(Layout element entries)

----

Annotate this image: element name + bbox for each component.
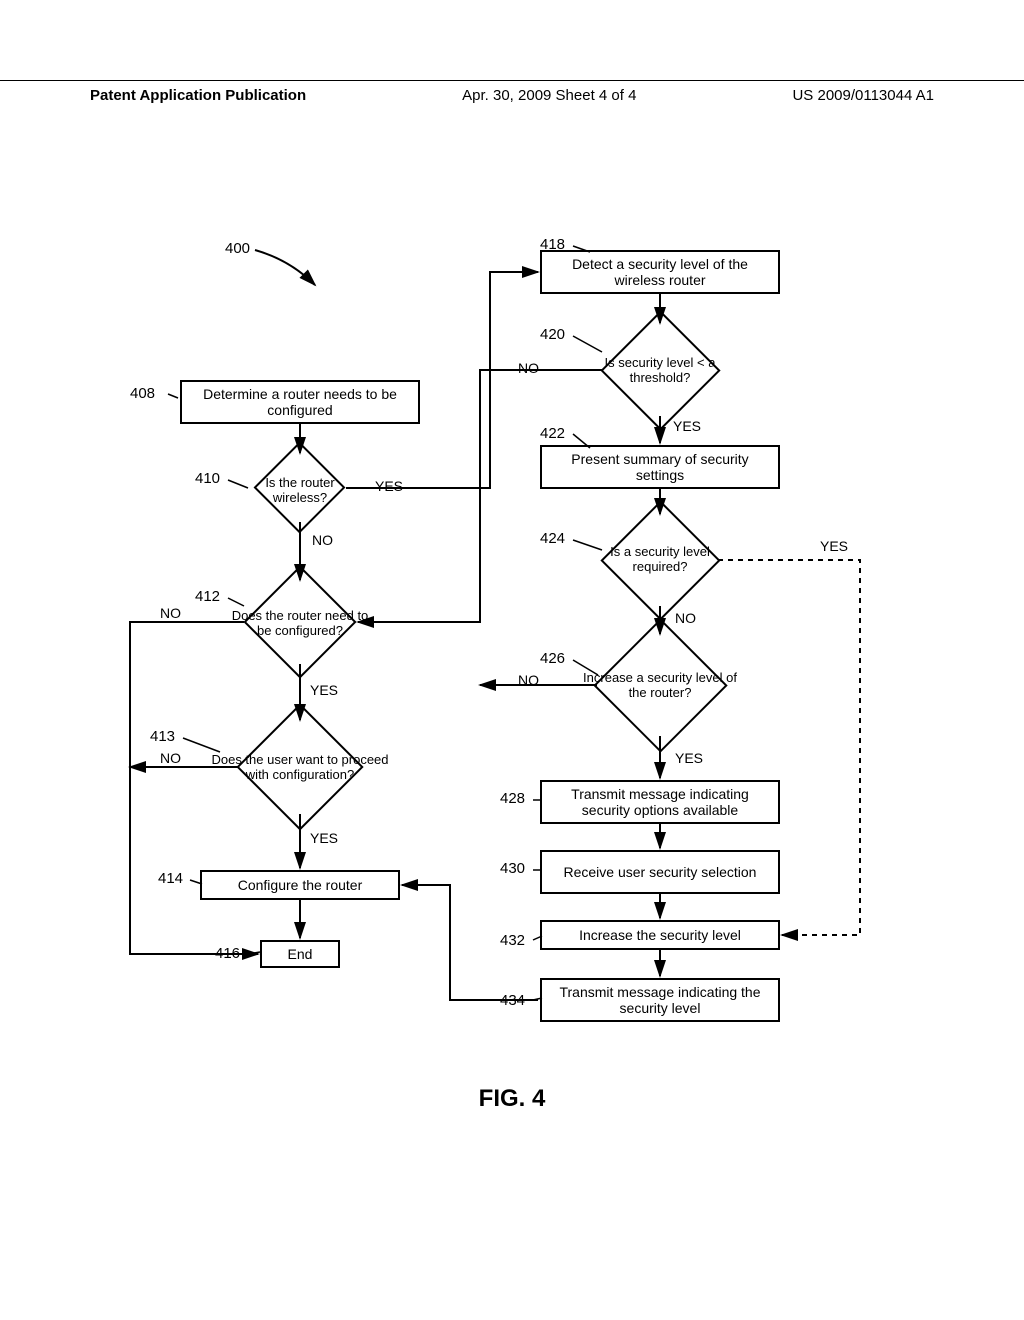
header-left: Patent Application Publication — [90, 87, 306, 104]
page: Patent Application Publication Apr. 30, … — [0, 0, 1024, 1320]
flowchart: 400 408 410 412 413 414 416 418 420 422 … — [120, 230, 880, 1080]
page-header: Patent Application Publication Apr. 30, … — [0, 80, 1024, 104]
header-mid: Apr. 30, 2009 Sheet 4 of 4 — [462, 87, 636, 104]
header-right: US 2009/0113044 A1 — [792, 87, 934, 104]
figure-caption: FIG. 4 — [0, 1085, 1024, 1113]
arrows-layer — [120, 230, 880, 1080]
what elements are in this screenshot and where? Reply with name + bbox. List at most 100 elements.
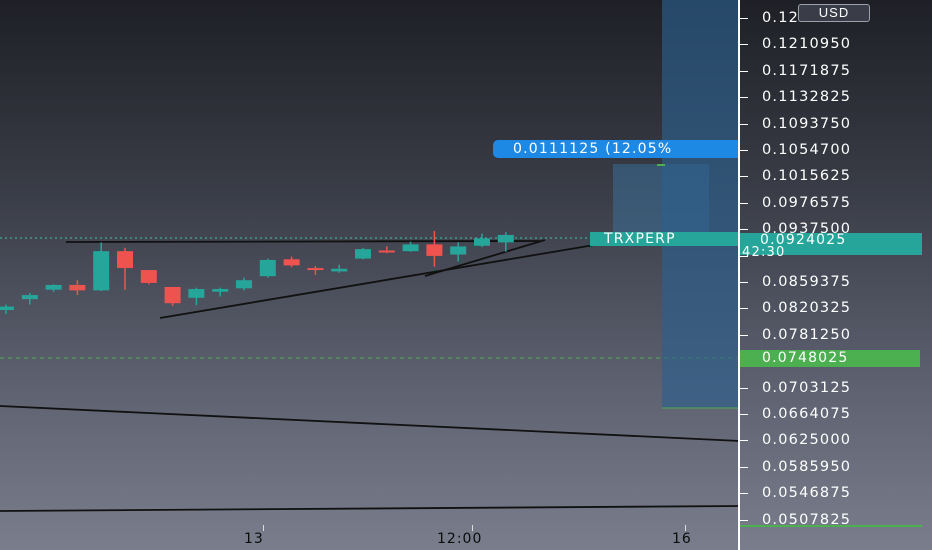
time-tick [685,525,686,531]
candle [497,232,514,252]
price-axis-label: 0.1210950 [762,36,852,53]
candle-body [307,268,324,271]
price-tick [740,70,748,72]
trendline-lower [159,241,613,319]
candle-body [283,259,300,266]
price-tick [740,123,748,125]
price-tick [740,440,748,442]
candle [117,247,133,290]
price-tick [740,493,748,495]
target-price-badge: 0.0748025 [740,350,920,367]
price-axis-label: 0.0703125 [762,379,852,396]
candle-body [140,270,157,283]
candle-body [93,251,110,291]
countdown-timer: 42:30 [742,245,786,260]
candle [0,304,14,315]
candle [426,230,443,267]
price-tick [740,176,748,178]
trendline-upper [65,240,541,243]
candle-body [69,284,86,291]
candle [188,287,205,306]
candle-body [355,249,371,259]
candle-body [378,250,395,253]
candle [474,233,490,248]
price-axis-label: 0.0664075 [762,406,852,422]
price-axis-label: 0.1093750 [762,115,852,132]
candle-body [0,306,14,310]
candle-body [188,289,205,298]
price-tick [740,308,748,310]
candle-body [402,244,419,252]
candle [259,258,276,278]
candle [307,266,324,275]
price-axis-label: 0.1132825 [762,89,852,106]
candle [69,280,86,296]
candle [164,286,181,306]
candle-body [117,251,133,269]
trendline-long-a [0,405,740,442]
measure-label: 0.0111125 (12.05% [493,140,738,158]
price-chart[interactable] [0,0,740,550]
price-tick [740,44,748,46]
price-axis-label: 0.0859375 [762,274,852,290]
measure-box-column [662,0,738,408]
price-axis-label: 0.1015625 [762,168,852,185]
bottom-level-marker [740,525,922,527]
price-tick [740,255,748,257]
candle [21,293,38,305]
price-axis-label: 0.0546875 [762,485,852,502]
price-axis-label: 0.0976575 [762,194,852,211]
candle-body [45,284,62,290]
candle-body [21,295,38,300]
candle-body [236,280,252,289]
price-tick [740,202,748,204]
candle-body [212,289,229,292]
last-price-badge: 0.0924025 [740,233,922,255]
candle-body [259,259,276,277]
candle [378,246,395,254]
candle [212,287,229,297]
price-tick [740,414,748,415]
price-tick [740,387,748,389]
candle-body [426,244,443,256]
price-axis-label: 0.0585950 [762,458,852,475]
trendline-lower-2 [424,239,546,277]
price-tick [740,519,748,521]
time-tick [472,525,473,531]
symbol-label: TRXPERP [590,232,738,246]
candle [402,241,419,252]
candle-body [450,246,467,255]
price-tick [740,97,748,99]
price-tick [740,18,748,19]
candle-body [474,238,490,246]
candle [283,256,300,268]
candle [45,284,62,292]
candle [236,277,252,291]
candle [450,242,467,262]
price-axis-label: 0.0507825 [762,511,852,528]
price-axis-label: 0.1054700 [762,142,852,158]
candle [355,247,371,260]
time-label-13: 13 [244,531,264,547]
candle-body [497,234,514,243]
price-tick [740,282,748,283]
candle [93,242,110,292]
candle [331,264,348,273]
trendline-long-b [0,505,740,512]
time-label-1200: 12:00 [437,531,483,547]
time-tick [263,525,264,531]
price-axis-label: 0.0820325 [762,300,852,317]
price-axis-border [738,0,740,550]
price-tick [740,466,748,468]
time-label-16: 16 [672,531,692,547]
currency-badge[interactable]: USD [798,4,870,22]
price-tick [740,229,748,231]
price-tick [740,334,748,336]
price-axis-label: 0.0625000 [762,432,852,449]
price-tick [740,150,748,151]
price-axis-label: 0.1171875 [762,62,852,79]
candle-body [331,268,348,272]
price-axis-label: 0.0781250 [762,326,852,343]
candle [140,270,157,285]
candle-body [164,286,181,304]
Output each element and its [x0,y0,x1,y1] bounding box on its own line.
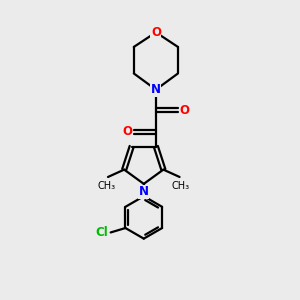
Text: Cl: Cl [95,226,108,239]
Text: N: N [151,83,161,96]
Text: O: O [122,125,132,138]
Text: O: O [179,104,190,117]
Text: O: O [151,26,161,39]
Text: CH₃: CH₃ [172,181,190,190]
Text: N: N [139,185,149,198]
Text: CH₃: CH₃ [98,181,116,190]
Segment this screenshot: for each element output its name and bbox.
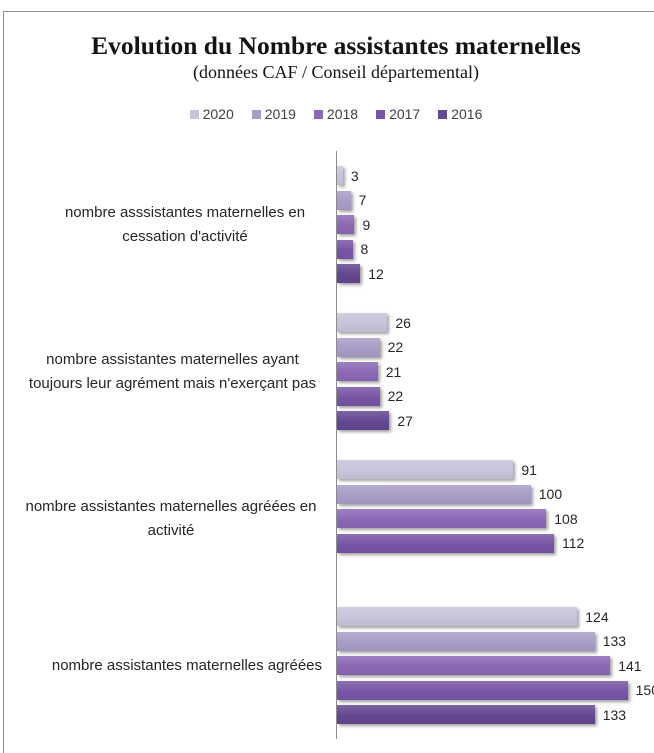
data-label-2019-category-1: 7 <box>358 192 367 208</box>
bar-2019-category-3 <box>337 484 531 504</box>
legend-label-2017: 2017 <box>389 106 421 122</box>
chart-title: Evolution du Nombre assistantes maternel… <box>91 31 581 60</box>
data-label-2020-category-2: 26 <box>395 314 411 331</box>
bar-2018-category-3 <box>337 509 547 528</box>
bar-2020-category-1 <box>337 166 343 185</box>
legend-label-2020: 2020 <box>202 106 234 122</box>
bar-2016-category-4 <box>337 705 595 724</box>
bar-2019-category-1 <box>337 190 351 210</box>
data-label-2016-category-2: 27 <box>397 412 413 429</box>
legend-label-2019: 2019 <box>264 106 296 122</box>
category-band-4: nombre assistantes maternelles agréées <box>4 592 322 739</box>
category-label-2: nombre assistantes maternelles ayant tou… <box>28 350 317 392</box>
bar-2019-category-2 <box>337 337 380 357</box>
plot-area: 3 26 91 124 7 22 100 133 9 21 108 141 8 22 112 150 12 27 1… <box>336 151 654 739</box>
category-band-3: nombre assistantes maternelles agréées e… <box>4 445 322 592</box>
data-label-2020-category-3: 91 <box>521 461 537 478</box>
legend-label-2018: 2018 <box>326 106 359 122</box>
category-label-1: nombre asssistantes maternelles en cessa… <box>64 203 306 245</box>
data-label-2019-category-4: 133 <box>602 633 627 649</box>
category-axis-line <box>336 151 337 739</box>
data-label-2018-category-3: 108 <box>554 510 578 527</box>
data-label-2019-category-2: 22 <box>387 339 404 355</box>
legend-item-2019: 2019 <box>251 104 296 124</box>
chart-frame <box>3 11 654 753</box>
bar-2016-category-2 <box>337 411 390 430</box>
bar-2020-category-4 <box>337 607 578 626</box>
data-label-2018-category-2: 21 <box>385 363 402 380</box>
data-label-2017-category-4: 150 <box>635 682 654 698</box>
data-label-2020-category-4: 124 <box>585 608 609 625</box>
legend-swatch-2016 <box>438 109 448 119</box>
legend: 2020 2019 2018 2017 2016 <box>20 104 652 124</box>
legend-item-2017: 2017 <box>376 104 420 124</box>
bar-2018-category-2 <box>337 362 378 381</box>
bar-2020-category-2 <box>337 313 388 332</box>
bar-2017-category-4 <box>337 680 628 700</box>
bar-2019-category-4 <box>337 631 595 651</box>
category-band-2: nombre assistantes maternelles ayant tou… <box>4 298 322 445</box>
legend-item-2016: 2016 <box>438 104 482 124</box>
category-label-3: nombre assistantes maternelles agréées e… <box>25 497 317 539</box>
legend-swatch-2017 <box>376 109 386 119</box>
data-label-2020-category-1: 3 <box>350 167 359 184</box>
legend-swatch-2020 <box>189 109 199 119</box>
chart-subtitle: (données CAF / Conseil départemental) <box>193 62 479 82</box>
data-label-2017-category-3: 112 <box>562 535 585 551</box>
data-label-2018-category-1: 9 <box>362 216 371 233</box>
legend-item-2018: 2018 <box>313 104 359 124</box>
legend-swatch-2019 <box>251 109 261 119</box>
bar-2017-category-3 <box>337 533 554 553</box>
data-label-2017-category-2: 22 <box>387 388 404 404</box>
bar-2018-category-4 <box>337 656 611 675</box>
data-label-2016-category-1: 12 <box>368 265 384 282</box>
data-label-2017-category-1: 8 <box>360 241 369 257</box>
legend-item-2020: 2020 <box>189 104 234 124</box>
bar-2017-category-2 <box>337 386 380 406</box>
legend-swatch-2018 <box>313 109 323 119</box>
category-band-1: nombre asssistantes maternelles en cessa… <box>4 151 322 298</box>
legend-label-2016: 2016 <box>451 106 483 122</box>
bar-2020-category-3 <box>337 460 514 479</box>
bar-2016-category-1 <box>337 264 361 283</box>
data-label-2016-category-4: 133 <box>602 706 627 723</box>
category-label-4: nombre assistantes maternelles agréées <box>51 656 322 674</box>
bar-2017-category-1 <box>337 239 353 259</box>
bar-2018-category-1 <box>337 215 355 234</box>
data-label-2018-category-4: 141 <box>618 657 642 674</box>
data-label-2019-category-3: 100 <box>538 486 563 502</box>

----

Problem to solve: Pick out every line in the records above that contains the string "agréées", and copy each one.

Solution for this exercise:
category-band-4: nombre assistantes maternelles agréées <box>4 592 322 739</box>
category-band-3: nombre assistantes maternelles agréées e… <box>4 445 322 592</box>
category-label-3: nombre assistantes maternelles agréées e… <box>25 497 317 539</box>
category-label-4: nombre assistantes maternelles agréées <box>51 656 322 674</box>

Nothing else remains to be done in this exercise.